On the other hand, the adopted mixture statistical distributions also deserve much attention. In our work, four distributions including Gamma, Weibull, Rayleigh and Log-Normal have been employed for detecting the airplanes, and the corresponding parameters for each single distribution are calculated through the MoLC based EM approach, specifically catering to the target’s unique characteristics. Once the object to be detected changes, the number and type as well as the corresponding parameters of the single distribution will be quite different, which has indicated the weak adaptability of the MSDMC method.
5. Conclusions
This paper has presented a new MSDMC model for object detection in high spatial resolution SAR images. Taking the structure information into account, a multiple-component model comprising a root filter and several part filters is constructed to describe the spatial relationships of the target at different scales. Due to the speckles in SAR images, an OMP-based CS algorithm is used to reconstruct the image with good quality. To describe the complex statistical characteristics of the target and its corresponding components, a MoLC-based EM approach is exploited to extract the parameters of the mixture statistical distribution model. Then, the mixture statistical distributions are incorporated into the multiple-component model to generate the complete MSDMC framework. In this paper, the proposed algorithm is tested on TerraSAR-X SAR data sets that contain two types of targets, namely, airplanes and electrical power towers. To verify the role of the structure information extracted by the multiple-component model, experiments are conducted to detect the airplanes by means of four different statistical distribution-based CFAR methods and the corresponding SDMC models. The results show that the SDMC model-based methods achieve higher detection rates with no false positives, demonstrating the effectiveness of the structure information. Moreover, the MSDMC model achieves the best results for both visual inspection and accuracy, confirming the advantage of mixture statistical distributions for SAR object detection. In addition, the MSDMC model and two comparative methods, namely, the global scattering center model and the region-based method, are implemented to detect electrical power towers. The proposed MSDMC method achieves the best results with the highest detection rate and the lowest false alarm rate. Further work will focus on building a data set of buildings in complicated terrain. Then, a more robust model will be constructed to detect dense buildings in complex SAR images.

- **Dataset content**
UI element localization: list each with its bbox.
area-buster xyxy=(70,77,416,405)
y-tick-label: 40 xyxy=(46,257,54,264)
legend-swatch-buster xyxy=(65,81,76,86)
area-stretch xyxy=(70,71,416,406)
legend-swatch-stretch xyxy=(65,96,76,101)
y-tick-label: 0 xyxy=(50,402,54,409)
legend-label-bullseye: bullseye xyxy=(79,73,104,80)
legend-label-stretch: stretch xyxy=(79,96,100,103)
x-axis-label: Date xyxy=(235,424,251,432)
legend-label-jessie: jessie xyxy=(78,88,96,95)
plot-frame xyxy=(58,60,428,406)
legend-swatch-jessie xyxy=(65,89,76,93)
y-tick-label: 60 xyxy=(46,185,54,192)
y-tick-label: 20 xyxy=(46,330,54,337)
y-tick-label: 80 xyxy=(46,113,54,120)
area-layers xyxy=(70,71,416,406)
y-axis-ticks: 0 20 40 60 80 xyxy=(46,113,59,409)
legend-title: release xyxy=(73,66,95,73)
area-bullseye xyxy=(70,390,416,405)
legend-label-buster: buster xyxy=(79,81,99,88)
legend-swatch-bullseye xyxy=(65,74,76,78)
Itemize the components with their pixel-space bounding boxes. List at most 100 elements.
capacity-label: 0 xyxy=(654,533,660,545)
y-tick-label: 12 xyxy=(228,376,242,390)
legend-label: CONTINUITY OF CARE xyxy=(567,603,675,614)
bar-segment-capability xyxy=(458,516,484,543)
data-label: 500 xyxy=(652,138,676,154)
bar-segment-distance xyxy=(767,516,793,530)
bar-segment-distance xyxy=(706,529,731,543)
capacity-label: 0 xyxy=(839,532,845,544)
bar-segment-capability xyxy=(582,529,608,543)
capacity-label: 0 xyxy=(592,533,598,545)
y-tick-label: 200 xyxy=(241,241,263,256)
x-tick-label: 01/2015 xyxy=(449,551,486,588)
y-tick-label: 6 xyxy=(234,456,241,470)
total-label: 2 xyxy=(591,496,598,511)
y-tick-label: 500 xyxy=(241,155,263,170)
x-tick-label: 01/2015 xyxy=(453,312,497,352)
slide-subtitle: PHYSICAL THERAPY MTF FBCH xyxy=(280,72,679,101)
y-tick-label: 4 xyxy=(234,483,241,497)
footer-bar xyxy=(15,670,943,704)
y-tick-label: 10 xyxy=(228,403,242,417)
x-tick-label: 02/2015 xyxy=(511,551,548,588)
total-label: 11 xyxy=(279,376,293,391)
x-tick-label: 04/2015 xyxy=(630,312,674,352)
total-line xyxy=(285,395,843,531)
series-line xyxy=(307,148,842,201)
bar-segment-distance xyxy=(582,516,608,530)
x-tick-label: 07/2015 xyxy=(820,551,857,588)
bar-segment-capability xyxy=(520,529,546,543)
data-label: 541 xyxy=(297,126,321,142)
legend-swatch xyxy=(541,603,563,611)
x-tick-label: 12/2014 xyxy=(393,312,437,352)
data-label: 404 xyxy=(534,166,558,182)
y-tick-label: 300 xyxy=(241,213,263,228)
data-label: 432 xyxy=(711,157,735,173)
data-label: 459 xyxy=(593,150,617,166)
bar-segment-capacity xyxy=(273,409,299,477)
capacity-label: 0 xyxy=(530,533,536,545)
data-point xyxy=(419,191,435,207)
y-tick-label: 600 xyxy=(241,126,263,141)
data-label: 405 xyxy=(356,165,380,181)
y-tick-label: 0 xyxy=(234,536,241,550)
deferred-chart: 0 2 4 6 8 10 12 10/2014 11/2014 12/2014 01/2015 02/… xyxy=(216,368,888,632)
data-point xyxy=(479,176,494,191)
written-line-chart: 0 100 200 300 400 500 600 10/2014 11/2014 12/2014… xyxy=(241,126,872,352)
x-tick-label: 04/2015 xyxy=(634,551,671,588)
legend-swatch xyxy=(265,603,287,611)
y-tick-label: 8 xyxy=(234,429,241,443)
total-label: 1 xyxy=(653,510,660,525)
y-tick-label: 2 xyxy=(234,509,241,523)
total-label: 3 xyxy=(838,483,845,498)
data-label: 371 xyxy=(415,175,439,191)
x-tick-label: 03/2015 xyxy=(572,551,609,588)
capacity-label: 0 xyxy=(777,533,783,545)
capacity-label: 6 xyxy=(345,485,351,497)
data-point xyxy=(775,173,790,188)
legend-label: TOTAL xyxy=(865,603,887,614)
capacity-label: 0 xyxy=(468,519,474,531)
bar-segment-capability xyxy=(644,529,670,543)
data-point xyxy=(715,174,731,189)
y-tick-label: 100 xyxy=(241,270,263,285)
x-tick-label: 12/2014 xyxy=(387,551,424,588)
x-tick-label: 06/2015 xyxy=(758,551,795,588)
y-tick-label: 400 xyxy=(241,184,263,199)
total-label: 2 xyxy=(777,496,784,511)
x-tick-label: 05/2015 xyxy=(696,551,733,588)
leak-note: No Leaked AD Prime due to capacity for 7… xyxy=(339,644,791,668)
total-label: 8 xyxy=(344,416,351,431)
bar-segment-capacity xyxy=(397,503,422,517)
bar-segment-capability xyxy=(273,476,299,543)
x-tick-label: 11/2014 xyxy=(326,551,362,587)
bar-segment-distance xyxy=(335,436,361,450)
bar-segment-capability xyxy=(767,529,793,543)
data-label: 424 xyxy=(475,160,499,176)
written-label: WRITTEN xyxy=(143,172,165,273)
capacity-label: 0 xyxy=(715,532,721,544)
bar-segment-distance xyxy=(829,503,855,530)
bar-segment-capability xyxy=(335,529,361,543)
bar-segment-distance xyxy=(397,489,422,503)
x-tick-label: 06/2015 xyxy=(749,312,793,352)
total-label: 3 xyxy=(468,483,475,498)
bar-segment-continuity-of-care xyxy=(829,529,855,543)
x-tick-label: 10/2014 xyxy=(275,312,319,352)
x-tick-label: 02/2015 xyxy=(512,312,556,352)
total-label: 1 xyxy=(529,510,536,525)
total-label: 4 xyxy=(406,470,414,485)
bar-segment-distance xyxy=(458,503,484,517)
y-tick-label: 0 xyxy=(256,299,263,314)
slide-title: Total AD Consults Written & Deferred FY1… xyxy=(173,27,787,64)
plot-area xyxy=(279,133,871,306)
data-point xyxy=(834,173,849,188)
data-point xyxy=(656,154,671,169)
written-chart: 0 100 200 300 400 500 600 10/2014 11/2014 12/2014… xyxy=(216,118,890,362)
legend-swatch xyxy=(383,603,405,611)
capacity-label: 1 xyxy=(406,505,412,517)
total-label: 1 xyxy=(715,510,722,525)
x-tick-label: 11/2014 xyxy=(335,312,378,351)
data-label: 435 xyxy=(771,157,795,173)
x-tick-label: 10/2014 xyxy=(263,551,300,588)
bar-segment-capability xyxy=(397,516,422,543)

- **Problem requirements**
In the SAR object detection text, which two comparative methods were run alongside the MSDMC model to detect electrical power towers? You can set the items aside, since none of them is needed here.

- **Task output**
The global scattering center model and the region-based method.